--- Supplied text Enclosed Below ---

VR: What are you gonna do when they don't?

Looks like you need to ask that of your own boys:

<< Even within the materialistic paradigm, not all evolutionists believe the dinosaur-to-bird sub-paradigm. This includes Alan Feduccia, a world authority on birds at the University of North Carolina at Chapel Hill; and his colleague, University of Kansas paleontologist Larry Martin. Martin commented on the grip of the paradigm, in the context of another 'feathered dinosaur' claim: 'You have to put this into perspective. To the people who wrote the paper, the chicken would be a feathered dinosaur'. >>

<< even some evolutionists, like John Ruben of Oregon State University in Corvallis, are sceptical about the claim of downy feathers. He believes that they are 'just collagen' -- internal connective-tissue fibres left behind when the flesh decayed. Larry Martin pointed out that if the creature really did have feathers, one would expect them to be preserved under the same conditions that could preserve down, which is much more fragile. >>

<< Dr Storrs Olson, Curator of Birds at the National Museum of Natural History of the Smithsonian Institution in Washington, has previously been scathing about overzealous bird-dino claims in both Nature and National Geographic. Similarly, he says he cannot discern feathers or feathery structures in this latest discovery, and advises caution against the possibilities that the feathers come from a different source. This caution is reasonable—he was one of the first to smell a rat about the Archaeoraptor fraud. >>
630 posted on 03/15/2003 12:59:10 AM PST by Con X-Poser (It's for the birds!)

--- End of Enclosed Supplied text ---
--- Data provided Enclosed Below ---

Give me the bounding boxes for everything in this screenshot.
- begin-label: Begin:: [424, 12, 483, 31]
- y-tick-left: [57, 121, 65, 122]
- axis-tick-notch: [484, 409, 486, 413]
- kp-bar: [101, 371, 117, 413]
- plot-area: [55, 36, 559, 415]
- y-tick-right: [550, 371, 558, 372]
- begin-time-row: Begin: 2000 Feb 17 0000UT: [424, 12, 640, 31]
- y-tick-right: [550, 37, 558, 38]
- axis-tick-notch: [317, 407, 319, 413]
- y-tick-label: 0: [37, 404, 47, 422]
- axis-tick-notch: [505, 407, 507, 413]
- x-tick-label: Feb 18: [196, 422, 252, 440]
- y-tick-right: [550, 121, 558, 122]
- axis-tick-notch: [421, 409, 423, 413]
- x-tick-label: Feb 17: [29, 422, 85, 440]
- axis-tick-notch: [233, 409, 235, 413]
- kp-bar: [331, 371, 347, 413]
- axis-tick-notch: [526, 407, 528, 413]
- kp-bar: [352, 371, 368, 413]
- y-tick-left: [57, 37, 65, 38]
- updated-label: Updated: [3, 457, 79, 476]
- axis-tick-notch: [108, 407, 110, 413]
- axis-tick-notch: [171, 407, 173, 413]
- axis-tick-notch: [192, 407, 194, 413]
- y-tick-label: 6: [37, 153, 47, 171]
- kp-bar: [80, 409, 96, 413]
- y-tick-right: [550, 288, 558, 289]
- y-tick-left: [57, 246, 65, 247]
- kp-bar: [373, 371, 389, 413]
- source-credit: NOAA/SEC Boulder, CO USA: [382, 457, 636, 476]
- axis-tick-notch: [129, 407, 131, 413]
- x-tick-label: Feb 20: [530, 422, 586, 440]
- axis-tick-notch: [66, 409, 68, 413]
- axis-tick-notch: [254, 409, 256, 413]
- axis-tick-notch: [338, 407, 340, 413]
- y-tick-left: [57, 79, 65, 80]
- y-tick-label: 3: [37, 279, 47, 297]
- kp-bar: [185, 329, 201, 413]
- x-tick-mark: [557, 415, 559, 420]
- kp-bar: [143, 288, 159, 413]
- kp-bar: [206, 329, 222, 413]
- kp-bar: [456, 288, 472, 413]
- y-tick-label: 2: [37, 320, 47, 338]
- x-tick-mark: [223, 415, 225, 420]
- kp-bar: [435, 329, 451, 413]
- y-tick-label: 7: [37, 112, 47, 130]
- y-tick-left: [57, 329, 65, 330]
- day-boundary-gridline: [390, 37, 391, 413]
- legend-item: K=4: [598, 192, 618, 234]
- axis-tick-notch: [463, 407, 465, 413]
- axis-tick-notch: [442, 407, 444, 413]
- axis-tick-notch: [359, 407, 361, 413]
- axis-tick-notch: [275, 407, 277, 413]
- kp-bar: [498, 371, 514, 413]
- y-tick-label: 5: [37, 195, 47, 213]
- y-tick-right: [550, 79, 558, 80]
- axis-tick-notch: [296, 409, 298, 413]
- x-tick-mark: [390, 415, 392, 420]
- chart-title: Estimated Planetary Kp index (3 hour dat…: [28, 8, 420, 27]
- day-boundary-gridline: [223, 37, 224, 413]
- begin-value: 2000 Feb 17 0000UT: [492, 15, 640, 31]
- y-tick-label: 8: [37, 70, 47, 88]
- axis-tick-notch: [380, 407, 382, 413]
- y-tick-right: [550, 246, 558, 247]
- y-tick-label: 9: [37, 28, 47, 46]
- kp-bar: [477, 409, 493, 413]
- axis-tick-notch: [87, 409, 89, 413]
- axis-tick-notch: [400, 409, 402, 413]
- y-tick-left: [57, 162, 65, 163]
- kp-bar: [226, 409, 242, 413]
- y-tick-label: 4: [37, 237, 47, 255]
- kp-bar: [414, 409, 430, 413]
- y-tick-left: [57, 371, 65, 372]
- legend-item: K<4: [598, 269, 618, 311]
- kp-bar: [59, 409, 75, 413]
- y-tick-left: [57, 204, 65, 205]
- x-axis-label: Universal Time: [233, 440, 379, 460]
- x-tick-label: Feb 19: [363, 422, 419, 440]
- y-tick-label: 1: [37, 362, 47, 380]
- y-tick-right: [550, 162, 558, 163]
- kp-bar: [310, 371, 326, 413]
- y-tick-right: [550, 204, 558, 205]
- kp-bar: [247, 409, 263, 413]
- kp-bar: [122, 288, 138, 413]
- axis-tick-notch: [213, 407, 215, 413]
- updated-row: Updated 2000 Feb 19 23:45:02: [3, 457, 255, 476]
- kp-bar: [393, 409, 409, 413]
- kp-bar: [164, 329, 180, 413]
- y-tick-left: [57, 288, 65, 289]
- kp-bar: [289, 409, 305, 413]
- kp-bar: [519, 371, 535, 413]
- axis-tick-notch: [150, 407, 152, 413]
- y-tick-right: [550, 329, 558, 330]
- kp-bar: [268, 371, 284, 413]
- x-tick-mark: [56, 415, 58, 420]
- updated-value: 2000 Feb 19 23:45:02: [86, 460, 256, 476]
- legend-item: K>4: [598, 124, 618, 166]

--- End of Enclosed Data provided ---

• _Instructions to follow_
Reproduce the full forum post about bird-dinosaur claims word for word. Rely only on the forum post about bird-dinosaur claims.

• _Written answer_
VR: What are you gonna do when they don't?

Looks like you need to ask that of your own boys:

<< Even within the materialistic paradigm, not all evolutionists believe the dinosaur-to-bird sub-paradigm. This includes Alan Feduccia, a world authority on birds at the University of North Carolina at Chapel Hill; and his colleague, University of Kansas paleontologist Larry Martin. Martin commented on the grip of the paradigm, in the context of another 'feathered dinosaur' claim: 'You have to put this into perspective. To the people who wrote the paper, the chicken would be a feathered dinosaur'. >>

<< even some evolutionists, like John Ruben of Oregon State University in Corvallis, are sceptical about the claim of downy feathers. He believes that they are 'just collagen' -- internal connective-tissue fibres left behind when the flesh decayed. Larry Martin pointed out that if the creature really did have feathers, one would expect them to be preserved under the same conditions that could preserve down, which is much more fragile. >>

<< Dr Storrs Olson, Curator of Birds at the National Museum of Natural History of the Smithsonian Institution in Washington, has previously been scathing about overzealous bird-dino claims in both Nature and National Geographic. Similarly, he says he cannot discern feathers or feathery structures in this latest discovery, and advises caution against the possibilities that the feathers come from a different source. This caution is reasonable—he was one of the first to smell a rat about the Archaeoraptor fraud. >>
630 posted on 03/15/2003 12:59:10 AM PST by Con X-Poser (It's for the birds!)